#### Records supplied
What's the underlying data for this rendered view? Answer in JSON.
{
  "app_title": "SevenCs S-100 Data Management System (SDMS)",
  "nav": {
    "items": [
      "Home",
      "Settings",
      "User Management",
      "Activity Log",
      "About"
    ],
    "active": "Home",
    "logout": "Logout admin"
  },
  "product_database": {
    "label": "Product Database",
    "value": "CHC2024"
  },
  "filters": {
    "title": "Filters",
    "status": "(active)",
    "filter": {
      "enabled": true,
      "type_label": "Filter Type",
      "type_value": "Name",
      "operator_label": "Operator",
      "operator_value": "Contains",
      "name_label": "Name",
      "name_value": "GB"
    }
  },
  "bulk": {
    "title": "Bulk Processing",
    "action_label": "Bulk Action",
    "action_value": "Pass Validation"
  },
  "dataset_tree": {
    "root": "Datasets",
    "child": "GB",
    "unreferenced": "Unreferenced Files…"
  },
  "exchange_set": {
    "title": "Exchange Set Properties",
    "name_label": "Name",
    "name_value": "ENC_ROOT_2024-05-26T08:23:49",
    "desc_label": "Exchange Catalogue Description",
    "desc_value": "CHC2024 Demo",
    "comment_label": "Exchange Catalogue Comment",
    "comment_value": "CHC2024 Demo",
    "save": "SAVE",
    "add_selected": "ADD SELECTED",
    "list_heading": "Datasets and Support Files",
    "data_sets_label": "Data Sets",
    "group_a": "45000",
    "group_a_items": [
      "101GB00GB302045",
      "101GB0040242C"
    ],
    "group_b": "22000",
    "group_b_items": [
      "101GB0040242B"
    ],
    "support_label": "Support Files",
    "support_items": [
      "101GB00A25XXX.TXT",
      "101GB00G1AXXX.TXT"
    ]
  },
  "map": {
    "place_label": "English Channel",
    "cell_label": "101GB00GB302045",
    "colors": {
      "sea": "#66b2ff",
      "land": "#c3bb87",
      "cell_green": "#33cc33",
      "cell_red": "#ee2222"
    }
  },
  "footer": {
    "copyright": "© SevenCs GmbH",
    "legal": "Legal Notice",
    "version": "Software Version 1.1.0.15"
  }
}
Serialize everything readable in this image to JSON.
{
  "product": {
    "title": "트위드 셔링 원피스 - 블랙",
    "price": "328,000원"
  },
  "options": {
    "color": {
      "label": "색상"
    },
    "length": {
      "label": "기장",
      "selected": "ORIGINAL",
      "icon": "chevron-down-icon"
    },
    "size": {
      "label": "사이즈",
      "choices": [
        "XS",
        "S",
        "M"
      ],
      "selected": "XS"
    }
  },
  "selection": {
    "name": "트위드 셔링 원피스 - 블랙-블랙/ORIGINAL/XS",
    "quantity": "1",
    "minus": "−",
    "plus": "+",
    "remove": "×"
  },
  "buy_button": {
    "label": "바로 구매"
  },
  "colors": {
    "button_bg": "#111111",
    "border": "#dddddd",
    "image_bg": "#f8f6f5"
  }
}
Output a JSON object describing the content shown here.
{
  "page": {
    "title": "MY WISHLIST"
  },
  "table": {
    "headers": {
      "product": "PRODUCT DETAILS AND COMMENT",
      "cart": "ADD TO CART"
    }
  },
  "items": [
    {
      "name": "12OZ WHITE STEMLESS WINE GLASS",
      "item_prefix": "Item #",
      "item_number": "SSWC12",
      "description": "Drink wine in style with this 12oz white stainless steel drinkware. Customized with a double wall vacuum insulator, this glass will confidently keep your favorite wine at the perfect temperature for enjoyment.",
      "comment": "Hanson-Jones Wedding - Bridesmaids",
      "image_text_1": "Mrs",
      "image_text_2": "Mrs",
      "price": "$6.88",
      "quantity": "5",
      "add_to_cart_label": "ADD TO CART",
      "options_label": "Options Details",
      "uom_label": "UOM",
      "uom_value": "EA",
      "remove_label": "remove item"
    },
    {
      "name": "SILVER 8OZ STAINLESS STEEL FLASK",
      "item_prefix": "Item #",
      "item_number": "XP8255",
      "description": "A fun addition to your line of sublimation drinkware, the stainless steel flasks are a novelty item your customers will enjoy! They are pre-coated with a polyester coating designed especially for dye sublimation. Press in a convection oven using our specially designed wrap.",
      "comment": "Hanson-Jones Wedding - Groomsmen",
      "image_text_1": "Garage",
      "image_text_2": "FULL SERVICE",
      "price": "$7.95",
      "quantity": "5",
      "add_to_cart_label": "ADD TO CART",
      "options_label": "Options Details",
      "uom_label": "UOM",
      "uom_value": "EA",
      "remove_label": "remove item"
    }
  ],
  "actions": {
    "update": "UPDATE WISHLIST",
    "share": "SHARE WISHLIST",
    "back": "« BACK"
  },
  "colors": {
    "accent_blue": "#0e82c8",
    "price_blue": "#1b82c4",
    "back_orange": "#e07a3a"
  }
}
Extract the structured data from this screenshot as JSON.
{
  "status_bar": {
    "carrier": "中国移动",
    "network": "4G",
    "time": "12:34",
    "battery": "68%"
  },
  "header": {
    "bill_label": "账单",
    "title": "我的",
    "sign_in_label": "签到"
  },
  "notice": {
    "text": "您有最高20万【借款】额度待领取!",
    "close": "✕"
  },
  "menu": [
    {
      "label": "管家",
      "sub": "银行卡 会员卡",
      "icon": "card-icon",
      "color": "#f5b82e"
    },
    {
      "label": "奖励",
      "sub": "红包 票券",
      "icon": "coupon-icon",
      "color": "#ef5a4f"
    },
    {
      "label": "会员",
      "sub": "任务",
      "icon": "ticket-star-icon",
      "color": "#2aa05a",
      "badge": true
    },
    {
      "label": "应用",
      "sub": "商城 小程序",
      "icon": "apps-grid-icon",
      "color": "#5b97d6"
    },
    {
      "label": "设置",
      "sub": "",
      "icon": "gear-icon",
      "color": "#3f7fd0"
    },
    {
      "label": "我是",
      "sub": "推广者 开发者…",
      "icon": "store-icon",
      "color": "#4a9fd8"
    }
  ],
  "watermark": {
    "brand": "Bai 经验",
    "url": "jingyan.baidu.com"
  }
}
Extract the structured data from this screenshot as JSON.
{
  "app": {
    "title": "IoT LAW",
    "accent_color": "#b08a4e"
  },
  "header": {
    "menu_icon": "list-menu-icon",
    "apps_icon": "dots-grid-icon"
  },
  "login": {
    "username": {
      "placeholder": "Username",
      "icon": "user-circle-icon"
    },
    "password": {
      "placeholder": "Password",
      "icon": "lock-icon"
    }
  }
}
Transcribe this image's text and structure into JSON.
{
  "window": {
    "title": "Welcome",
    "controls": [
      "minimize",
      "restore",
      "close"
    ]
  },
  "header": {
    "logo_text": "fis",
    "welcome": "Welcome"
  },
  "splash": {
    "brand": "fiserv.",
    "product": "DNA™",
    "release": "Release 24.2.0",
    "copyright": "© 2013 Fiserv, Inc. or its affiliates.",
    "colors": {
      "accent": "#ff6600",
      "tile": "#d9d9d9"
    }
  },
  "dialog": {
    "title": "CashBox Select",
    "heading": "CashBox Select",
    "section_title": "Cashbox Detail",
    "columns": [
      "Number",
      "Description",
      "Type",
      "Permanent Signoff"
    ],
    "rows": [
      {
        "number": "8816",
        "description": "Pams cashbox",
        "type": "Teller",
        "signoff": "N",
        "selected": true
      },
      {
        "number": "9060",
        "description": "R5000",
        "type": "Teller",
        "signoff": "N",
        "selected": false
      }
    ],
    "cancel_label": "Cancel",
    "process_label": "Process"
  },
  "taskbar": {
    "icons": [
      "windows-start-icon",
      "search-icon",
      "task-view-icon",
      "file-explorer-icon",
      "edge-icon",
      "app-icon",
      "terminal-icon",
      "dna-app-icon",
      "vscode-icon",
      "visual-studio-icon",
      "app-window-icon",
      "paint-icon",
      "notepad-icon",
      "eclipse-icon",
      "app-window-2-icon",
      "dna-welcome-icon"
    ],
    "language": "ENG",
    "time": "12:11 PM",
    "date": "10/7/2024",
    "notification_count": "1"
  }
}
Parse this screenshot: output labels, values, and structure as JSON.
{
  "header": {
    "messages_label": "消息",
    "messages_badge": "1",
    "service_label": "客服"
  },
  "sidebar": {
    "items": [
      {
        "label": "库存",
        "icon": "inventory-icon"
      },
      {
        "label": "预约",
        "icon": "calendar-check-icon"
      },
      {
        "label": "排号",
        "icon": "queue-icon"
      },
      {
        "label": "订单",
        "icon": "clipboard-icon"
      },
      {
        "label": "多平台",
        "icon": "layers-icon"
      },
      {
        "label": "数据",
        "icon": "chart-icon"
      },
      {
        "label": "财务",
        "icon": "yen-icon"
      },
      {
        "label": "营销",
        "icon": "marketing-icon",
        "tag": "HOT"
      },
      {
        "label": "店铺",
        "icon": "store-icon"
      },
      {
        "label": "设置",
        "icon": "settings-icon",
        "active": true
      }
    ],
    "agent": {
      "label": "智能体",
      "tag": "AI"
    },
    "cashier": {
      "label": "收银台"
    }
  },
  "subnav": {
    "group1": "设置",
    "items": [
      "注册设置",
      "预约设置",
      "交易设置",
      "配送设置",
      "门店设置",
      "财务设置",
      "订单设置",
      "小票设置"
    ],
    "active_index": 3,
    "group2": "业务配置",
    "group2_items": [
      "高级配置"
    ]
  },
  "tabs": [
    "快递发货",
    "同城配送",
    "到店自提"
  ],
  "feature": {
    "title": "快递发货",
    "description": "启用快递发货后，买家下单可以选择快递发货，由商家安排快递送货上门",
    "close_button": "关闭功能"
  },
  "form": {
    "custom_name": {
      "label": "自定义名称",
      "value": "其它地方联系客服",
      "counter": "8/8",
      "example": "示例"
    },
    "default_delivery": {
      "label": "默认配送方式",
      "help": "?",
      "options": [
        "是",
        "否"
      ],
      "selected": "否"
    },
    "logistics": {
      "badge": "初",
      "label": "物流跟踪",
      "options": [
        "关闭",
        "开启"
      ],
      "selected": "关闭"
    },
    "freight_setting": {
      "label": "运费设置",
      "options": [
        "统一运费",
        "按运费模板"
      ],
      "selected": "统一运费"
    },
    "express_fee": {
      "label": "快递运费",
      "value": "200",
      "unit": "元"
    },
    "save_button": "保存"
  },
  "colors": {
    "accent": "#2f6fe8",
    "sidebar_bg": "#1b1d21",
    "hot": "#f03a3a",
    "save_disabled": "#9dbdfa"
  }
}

#### Prompt
Gather each line of the records holding the string "WISHLIST".

#### Exercise result
    "title": "MY WISHLIST"
    "update": "UPDATE WISHLIST",
    "share": "SHARE WISHLIST",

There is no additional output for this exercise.